— EXERCISE INSTRUCTIONS —
Scan the data. Collect each line that contains the word "TARGET".

|---|

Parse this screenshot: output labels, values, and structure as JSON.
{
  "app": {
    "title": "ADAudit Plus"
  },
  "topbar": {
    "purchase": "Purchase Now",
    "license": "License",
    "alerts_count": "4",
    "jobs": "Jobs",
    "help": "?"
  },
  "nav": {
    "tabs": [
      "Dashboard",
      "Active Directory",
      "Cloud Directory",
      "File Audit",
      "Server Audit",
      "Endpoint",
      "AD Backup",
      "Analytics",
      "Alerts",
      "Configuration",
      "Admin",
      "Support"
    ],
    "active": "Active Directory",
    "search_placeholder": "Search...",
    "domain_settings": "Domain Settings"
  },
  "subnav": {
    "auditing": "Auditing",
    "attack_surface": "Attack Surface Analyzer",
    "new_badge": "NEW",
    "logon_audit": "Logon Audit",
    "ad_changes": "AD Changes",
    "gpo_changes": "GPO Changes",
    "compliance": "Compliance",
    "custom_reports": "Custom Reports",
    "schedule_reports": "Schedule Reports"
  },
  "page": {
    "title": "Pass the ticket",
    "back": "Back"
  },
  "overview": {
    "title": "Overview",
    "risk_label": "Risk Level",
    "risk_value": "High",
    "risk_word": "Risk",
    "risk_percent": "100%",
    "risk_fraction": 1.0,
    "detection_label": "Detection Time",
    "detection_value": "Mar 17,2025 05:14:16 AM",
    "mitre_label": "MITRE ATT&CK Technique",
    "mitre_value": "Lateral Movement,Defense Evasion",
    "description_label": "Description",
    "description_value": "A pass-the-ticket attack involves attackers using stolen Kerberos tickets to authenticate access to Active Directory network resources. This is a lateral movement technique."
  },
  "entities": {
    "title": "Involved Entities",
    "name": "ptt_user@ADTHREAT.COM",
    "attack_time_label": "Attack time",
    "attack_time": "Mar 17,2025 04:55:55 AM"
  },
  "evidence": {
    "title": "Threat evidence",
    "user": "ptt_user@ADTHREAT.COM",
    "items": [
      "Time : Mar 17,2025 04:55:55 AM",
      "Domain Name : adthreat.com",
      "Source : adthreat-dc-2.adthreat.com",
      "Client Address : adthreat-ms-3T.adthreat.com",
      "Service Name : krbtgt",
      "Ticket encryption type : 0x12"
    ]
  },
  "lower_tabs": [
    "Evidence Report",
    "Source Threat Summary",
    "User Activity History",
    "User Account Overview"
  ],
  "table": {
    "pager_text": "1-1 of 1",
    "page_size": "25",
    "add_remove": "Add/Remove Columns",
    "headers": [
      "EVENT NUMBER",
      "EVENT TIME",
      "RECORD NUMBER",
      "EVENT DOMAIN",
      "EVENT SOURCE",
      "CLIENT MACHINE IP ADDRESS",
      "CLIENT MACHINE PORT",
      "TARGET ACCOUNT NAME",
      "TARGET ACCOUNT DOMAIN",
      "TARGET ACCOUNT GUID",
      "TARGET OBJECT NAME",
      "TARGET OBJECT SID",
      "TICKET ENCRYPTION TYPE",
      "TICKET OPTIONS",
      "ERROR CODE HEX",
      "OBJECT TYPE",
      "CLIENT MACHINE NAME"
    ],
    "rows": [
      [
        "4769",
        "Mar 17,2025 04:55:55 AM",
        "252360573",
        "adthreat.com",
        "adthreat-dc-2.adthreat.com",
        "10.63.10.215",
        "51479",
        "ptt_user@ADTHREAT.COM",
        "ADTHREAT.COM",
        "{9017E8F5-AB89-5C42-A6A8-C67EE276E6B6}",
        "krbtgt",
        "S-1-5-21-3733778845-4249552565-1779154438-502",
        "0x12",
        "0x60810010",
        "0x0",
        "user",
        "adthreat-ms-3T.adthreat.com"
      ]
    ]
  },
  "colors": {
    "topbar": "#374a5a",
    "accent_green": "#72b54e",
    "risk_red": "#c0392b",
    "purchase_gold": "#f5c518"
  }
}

|---|

— RESULT —
      "TARGET ACCOUNT NAME",
      "TARGET ACCOUNT DOMAIN",
      "TARGET ACCOUNT GUID",
      "TARGET OBJECT NAME",
      "TARGET OBJECT SID",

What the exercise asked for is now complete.